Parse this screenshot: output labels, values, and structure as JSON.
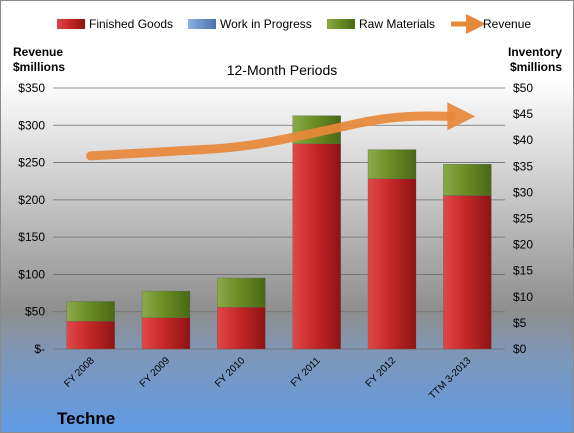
{
  "chart_data": {
    "type": "bar",
    "title": "12-Month Periods",
    "company": "Techne",
    "categories": [
      "FY 2008",
      "FY 2009",
      "FY 2010",
      "FY 2011",
      "FY 2012",
      "TTM 3-2013"
    ],
    "left_axis": {
      "label_line1": "Revenue",
      "label_line2": "$millions",
      "ticks": [
        "$-",
        "$50",
        "$100",
        "$150",
        "$200",
        "$250",
        "$300",
        "$350"
      ],
      "ylim": [
        0,
        350
      ]
    },
    "right_axis": {
      "label_line1": "Inventory",
      "label_line2": "$millions",
      "ticks": [
        "$0",
        "$5",
        "$10",
        "$15",
        "$20",
        "$25",
        "$30",
        "$35",
        "$40",
        "$45",
        "$50"
      ],
      "ylim": [
        0,
        50
      ]
    },
    "series": [
      {
        "name": "Finished Goods",
        "axis": "right",
        "kind": "stacked-bar",
        "color": "#c62828",
        "values": [
          5.3,
          6.0,
          8.0,
          39.3,
          32.6,
          29.4
        ]
      },
      {
        "name": "Work in Progress",
        "axis": "right",
        "kind": "stacked-bar",
        "color": "#5b86c4",
        "values": [
          0,
          0,
          0,
          0,
          0,
          0
        ]
      },
      {
        "name": "Raw Materials",
        "axis": "right",
        "kind": "stacked-bar",
        "color": "#6b8e23",
        "values": [
          3.8,
          5.1,
          5.6,
          5.4,
          5.6,
          6.0
        ]
      },
      {
        "name": "Revenue",
        "axis": "left",
        "kind": "line",
        "color": "#e8883a",
        "values": [
          259,
          265,
          270,
          290,
          313,
          312
        ]
      }
    ],
    "legend_position": "top",
    "grid": true
  }
}
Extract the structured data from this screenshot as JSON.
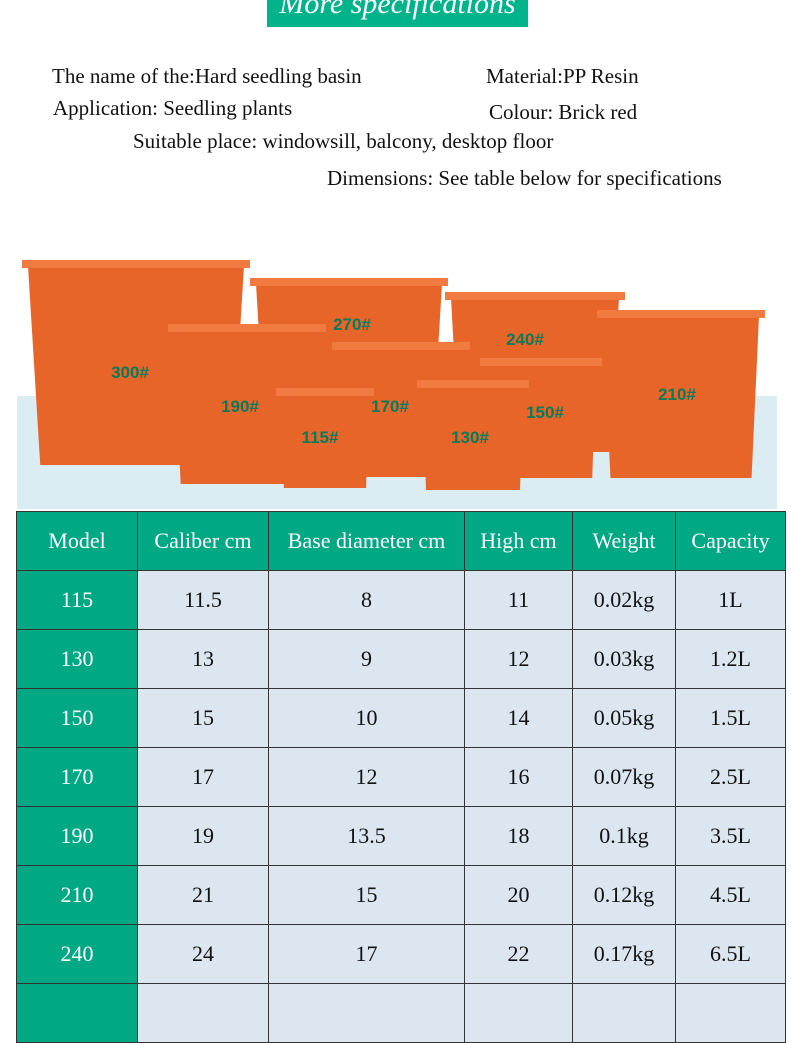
{
  "banner": "More specifications",
  "specs": {
    "name": "The name of the:Hard seedling basin",
    "material": "Material:PP Resin",
    "application": "Application: Seedling plants",
    "colour": "Colour: Brick red",
    "place": "Suitable place: windowsill, balcony, desktop floor",
    "dimensions": "Dimensions: See table below for specifications"
  },
  "pots": [
    "300#",
    "270#",
    "240#",
    "210#",
    "190#",
    "170#",
    "150#",
    "130#",
    "115#"
  ],
  "colors": {
    "accent": "#00a884",
    "pot": "#e8652a",
    "cell": "#dce6f0"
  },
  "table": {
    "headers": [
      "Model",
      "Caliber cm",
      "Base diameter  cm",
      "High cm",
      "Weight",
      "Capacity"
    ],
    "rows": [
      [
        "115",
        "11.5",
        "8",
        "11",
        "0.02kg",
        "1L"
      ],
      [
        "130",
        "13",
        "9",
        "12",
        "0.03kg",
        "1.2L"
      ],
      [
        "150",
        "15",
        "10",
        "14",
        "0.05kg",
        "1.5L"
      ],
      [
        "170",
        "17",
        "12",
        "16",
        "0.07kg",
        "2.5L"
      ],
      [
        "190",
        "19",
        "13.5",
        "18",
        "0.1kg",
        "3.5L"
      ],
      [
        "210",
        "21",
        "15",
        "20",
        "0.12kg",
        "4.5L"
      ],
      [
        "240",
        "24",
        "17",
        "22",
        "0.17kg",
        "6.5L"
      ],
      [
        "",
        "",
        "",
        "",
        "",
        ""
      ]
    ]
  }
}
--*--
To do | Print each of the records above exactly as written, leaving no picture in the copy.

Reply |
Parse this screenshot: output labels, values, and structure as JSON.
{
  "chart_data": {
    "type": "bar",
    "title": "12-Month Periods",
    "company": "Techne",
    "categories": [
      "FY 2008",
      "FY 2009",
      "FY 2010",
      "FY 2011",
      "FY 2012",
      "TTM 3-2013"
    ],
    "left_axis": {
      "label_line1": "Revenue",
      "label_line2": "$millions",
      "ticks": [
        "$-",
        "$50",
        "$100",
        "$150",
        "$200",
        "$250",
        "$300",
        "$350"
      ],
      "ylim": [
        0,
        350
      ]
    },
    "right_axis": {
      "label_line1": "Inventory",
      "label_line2": "$millions",
      "ticks": [
        "$0",
        "$5",
        "$10",
        "$15",
        "$20",
        "$25",
        "$30",
        "$35",
        "$40",
        "$45",
        "$50"
      ],
      "ylim": [
        0,
        50
      ]
    },
    "series": [
      {
        "name": "Finished Goods",
        "axis": "right",
        "kind": "stacked-bar",
        "color": "#c62828",
        "values": [
          5.3,
          6.0,
          8.0,
          39.3,
          32.6,
          29.4
        ]
      },
      {
        "name": "Work in Progress",
        "axis": "right",
        "kind": "stacked-bar",
        "color": "#5b86c4",
        "values": [
          0,
          0,
          0,
          0,
          0,
          0
        ]
      },
      {
        "name": "Raw Materials",
        "axis": "right",
        "kind": "stacked-bar",
        "color": "#6b8e23",
        "values": [
          3.8,
          5.1,
          5.6,
          5.4,
          5.6,
          6.0
        ]
      },
      {
        "name": "Revenue",
        "axis": "left",
        "kind": "line",
        "color": "#e8883a",
        "values": [
          259,
          265,
          270,
          290,
          313,
          312
        ]
      }
    ],
    "legend_position": "top",
    "grid": true
  }
}
Extract the structured data from this screenshot as JSON.
{
  "banner": "More specifications",
  "specs": {
    "name": "The name of the:Hard seedling basin",
    "material": "Material:PP Resin",
    "application": "Application: Seedling plants",
    "colour": "Colour: Brick red",
    "place": "Suitable place: windowsill, balcony, desktop floor",
    "dimensions": "Dimensions: See table below for specifications"
  },
  "pots": [
    "300#",
    "270#",
    "240#",
    "210#",
    "190#",
    "170#",
    "150#",
    "130#",
    "115#"
  ],
  "colors": {
    "accent": "#00a884",
    "pot": "#e8652a",
    "cell": "#dce6f0"
  },
  "table": {
    "headers": [
      "Model",
      "Caliber cm",
      "Base diameter  cm",
      "High cm",
      "Weight",
      "Capacity"
    ],
    "rows": [
      [
        "115",
        "11.5",
        "8",
        "11",
        "0.02kg",
        "1L"
      ],
      [
        "130",
        "13",
        "9",
        "12",
        "0.03kg",
        "1.2L"
      ],
      [
        "150",
        "15",
        "10",
        "14",
        "0.05kg",
        "1.5L"
      ],
      [
        "170",
        "17",
        "12",
        "16",
        "0.07kg",
        "2.5L"
      ],
      [
        "190",
        "19",
        "13.5",
        "18",
        "0.1kg",
        "3.5L"
      ],
      [
        "210",
        "21",
        "15",
        "20",
        "0.12kg",
        "4.5L"
      ],
      [
        "240",
        "24",
        "17",
        "22",
        "0.17kg",
        "6.5L"
      ],
      [
        "",
        "",
        "",
        "",
        "",
        ""
      ]
    ]
  }
}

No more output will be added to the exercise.